**Task requirements**
Collect every line of the records below that contains the word "Trader".

**Records shown**

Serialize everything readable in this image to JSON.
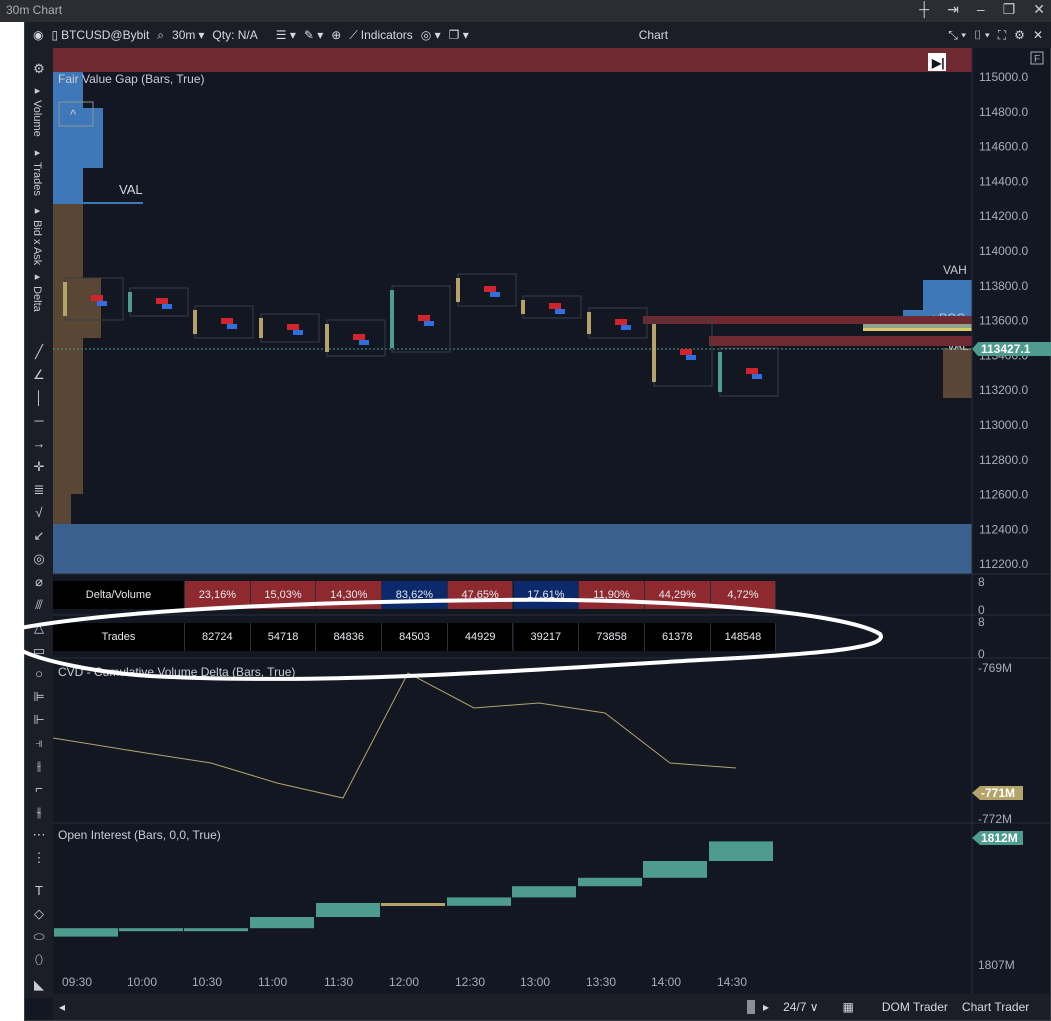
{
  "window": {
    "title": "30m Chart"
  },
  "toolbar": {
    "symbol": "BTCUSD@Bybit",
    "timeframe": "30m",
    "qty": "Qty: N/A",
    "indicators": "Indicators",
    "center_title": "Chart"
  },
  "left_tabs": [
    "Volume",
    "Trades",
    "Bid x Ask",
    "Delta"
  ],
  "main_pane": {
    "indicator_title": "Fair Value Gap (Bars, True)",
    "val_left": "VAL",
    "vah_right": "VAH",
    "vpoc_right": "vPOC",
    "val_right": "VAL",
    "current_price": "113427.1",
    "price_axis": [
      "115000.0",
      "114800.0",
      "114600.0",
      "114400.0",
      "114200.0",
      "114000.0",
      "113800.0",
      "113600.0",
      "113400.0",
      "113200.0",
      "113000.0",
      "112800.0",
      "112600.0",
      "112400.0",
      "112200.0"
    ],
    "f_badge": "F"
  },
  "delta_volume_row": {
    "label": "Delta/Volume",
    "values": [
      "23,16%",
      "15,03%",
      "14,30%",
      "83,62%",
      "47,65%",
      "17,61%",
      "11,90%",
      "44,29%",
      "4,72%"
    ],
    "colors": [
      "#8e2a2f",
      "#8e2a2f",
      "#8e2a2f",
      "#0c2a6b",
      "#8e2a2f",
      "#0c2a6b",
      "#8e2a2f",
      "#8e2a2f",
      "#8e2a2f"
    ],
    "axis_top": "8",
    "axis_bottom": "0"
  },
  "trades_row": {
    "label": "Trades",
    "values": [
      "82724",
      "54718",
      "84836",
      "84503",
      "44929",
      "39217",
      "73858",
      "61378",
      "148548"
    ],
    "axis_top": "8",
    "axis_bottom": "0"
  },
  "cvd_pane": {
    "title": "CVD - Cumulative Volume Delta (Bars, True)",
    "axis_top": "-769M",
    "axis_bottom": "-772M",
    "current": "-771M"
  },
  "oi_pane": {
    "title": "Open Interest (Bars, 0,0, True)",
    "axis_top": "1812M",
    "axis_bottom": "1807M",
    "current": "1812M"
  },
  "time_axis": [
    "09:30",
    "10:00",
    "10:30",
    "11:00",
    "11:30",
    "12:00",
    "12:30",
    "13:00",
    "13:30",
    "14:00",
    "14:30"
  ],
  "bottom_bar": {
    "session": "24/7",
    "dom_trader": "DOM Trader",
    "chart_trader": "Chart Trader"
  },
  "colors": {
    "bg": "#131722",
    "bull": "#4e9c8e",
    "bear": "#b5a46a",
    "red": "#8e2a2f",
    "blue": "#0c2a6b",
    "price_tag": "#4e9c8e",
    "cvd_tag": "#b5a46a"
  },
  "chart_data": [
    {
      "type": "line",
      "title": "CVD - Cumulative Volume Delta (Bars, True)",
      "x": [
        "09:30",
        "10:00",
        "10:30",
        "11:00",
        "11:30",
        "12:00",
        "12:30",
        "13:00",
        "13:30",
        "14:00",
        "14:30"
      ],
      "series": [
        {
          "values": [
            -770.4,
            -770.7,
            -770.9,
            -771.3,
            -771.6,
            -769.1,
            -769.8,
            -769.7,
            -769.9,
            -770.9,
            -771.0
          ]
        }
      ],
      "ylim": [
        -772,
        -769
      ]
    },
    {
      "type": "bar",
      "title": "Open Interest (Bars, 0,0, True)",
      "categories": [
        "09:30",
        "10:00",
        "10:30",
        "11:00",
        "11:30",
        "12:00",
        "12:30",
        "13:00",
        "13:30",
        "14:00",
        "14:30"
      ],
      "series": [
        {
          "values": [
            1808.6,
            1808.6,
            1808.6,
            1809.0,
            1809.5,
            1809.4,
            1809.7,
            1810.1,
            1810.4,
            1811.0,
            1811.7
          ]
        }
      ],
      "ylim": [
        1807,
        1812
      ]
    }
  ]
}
--
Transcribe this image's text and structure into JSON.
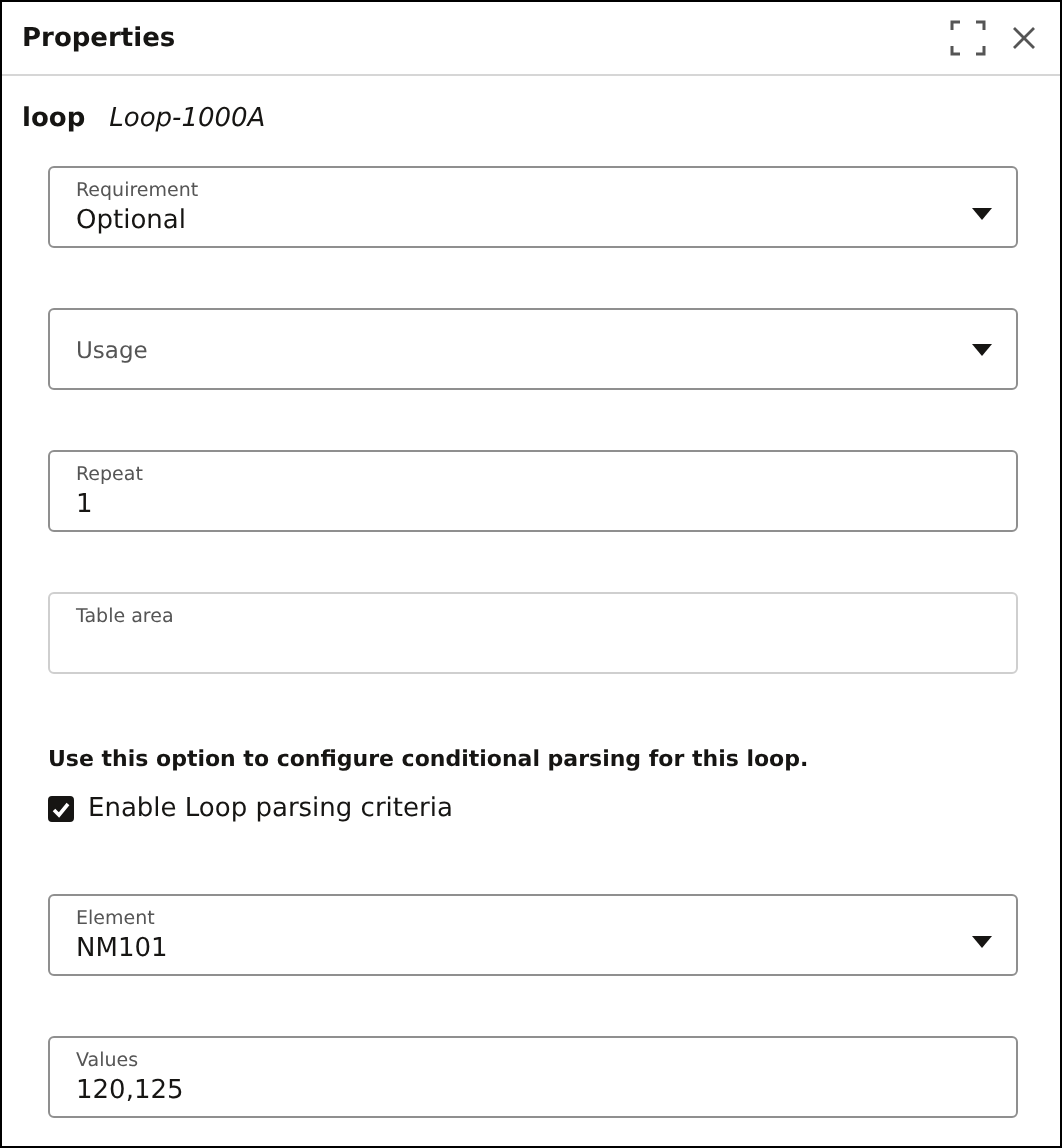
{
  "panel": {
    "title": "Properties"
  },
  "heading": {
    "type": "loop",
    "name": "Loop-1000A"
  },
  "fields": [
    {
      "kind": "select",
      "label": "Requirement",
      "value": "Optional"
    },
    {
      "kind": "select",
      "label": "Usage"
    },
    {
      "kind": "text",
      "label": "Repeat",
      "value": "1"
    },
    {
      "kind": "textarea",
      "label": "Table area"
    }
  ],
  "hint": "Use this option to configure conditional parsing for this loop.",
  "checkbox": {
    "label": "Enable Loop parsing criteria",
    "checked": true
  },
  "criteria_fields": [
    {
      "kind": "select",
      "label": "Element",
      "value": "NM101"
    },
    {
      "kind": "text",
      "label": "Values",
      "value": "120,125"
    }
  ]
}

**Response to the exercise**
    "dom_trader": "DOM Trader",
    "chart_trader": "Chart Trader"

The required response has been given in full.